**The exercise**
Retype each record below word for word. Leave the pictures out.

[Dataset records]
== == ==
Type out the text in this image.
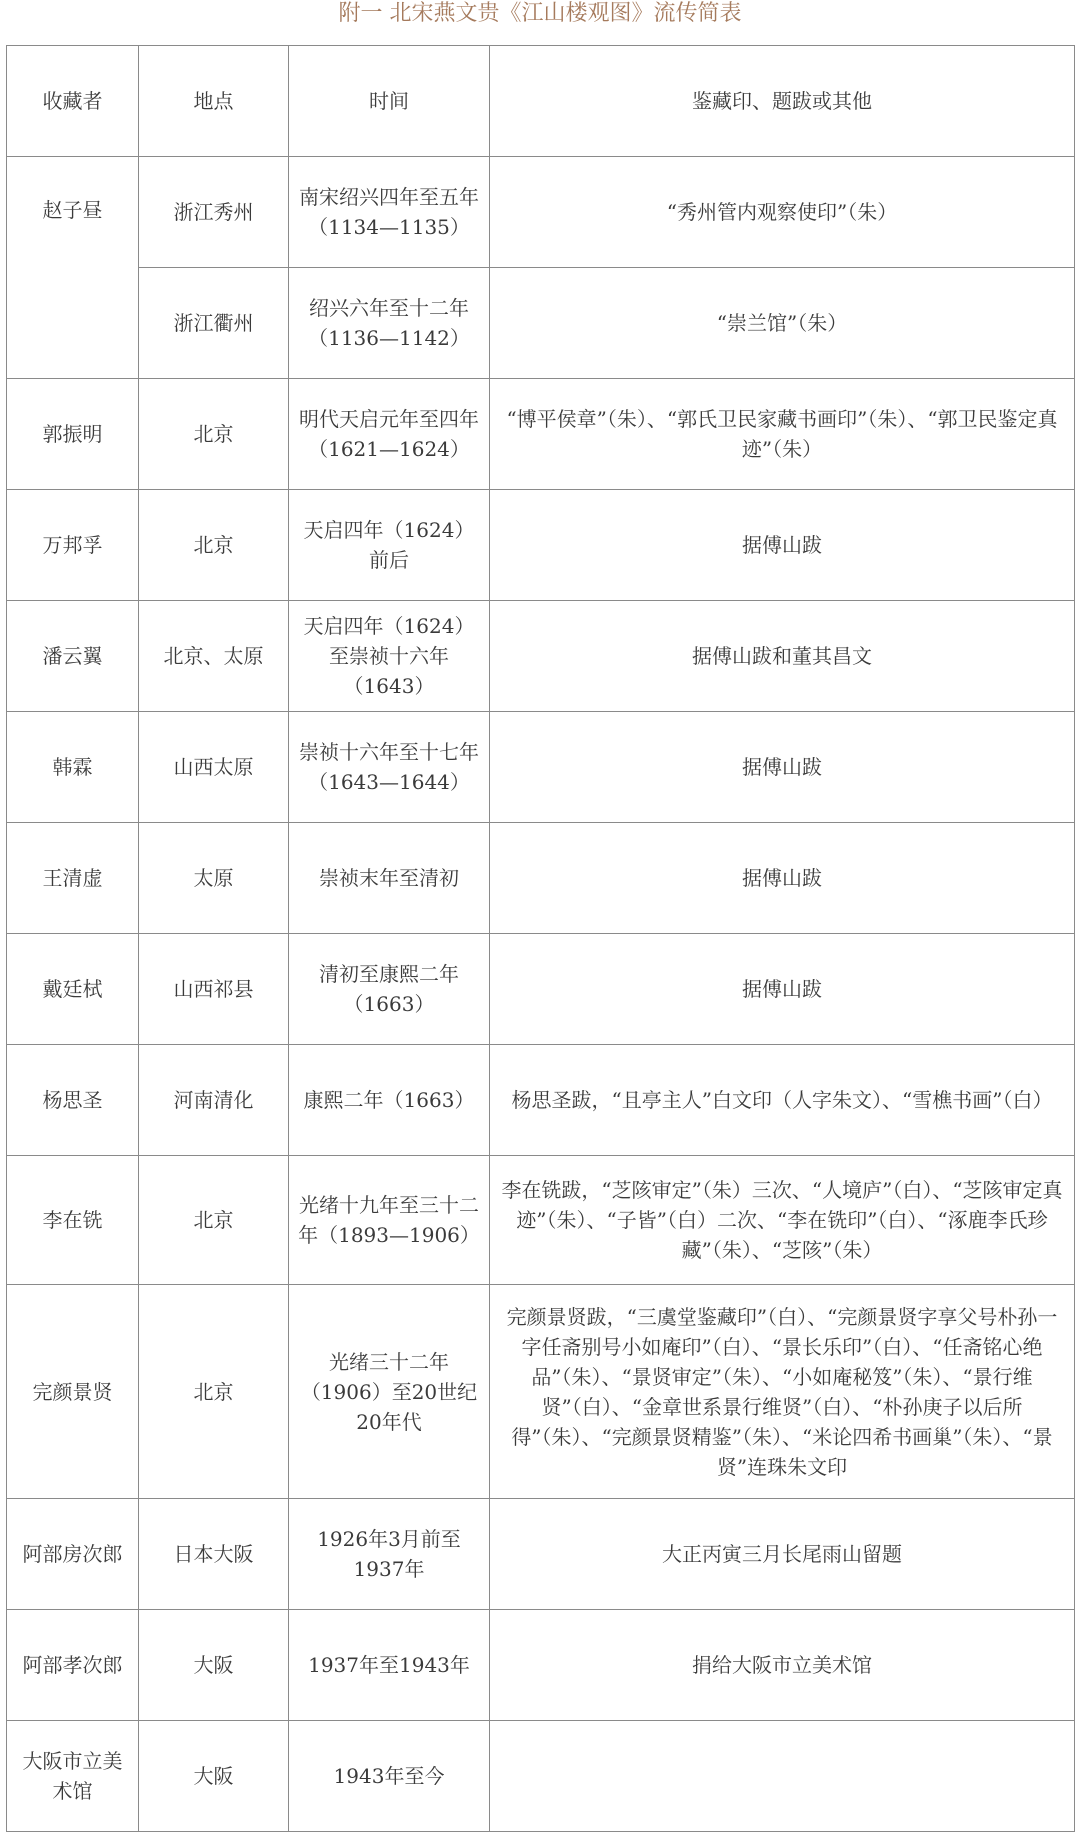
附一 北宋燕文贵《江山楼观图》流传简表
收藏者	地点	时间	鉴藏印、题跋或其他
赵子昼	浙江秀州	南宋绍兴四年至五年（1134—1135）	“秀州管内观察使印”（朱）
	浙江衢州	绍兴六年至十二年（1136—1142）	“崇兰馆”（朱）
郭振明	北京	明代天启元年至四年（1621—1624）	“博平侯章”（朱）、“郭氏卫民家藏书画印”（朱）、“郭卫民鉴定真迹”（朱）
万邦孚	北京	天启四年（1624）前后	据傅山跋
潘云翼	北京、太原	天启四年（1624）至崇祯十六年（1643）	据傅山跋和董其昌文
韩霖	山西太原	崇祯十六年至十七年（1643—1644）	据傅山跋
王清虚	太原	崇祯末年至清初	据傅山跋
戴廷栻	山西祁县	清初至康熙二年（1663）	据傅山跋
杨思圣	河南清化	康熙二年（1663）	杨思圣跋，“且亭主人”白文印（人字朱文）、“雪樵书画”（白）
李在铣	北京	光绪十九年至三十二年（1893—1906）	李在铣跋，“芝陔审定”（朱）三次、“人境庐”（白）、“芝陔审定真迹”（朱）、“子皆”（白）二次、“李在铣印”（白）、“涿鹿李氏珍藏”（朱）、“芝陔”（朱）
完颜景贤	北京	光绪三十二年（1906）至20世纪20年代	完颜景贤跋，“三虞堂鉴藏印”（白）、“完颜景贤字享父号朴孙一字任斋别号小如庵印”（白）、“景长乐印”（白）、“任斋铭心绝品”（朱）、“景贤审定”（朱）、“小如庵秘笈”（朱）、“景行维贤”（白）、“金章世系景行维贤”（白）、“朴孙庚子以后所得”（朱）、“完颜景贤精鉴”（朱）、“米论四希书画巢”（朱）、“景贤”连珠朱文印
阿部房次郎	日本大阪	1926年3月前至1937年	大正丙寅三月长尾雨山留题
阿部孝次郎	大阪	1937年至1943年	捐给大阪市立美术馆
大阪市立美术馆	大阪	1943年至今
== == ==
**Result of the exercise**
Type out the text in this image.
附一 北宋燕文贵《江山楼观图》流传简表
收藏者	地点	时间	鉴藏印、题跋或其他
赵子昼	浙江秀州	南宋绍兴四年至五年（1134—1135）	“秀州管内观察使印”（朱）
	浙江衢州	绍兴六年至十二年（1136—1142）	“崇兰馆”（朱）
郭振明	北京	明代天启元年至四年（1621—1624）	“博平侯章”（朱）、“郭氏卫民家藏书画印”（朱）、“郭卫民鉴定真迹”（朱）
万邦孚	北京	天启四年（1624）前后	据傅山跋
潘云翼	北京、太原	天启四年（1624）至崇祯十六年（1643）	据傅山跋和董其昌文
韩霖	山西太原	崇祯十六年至十七年（1643—1644）	据傅山跋
王清虚	太原	崇祯末年至清初	据傅山跋
戴廷栻	山西祁县	清初至康熙二年（1663）	据傅山跋
杨思圣	河南清化	康熙二年（1663）	杨思圣跋，“且亭主人”白文印（人字朱文）、“雪樵书画”（白）
李在铣	北京	光绪十九年至三十二年（1893—1906）	李在铣跋，“芝陔审定”（朱）三次、“人境庐”（白）、“芝陔审定真迹”（朱）、“子皆”（白）二次、“李在铣印”（白）、“涿鹿李氏珍藏”（朱）、“芝陔”（朱）
完颜景贤	北京	光绪三十二年（1906）至20世纪20年代	完颜景贤跋，“三虞堂鉴藏印”（白）、“完颜景贤字享父号朴孙一字任斋别号小如庵印”（白）、“景长乐印”（白）、“任斋铭心绝品”（朱）、“景贤审定”（朱）、“小如庵秘笈”（朱）、“景行维贤”（白）、“金章世系景行维贤”（白）、“朴孙庚子以后所得”（朱）、“完颜景贤精鉴”（朱）、“米论四希书画巢”（朱）、“景贤”连珠朱文印
阿部房次郎	日本大阪	1926年3月前至1937年	大正丙寅三月长尾雨山留题
阿部孝次郎	大阪	1937年至1943年	捐给大阪市立美术馆
大阪市立美术馆	大阪	1943年至今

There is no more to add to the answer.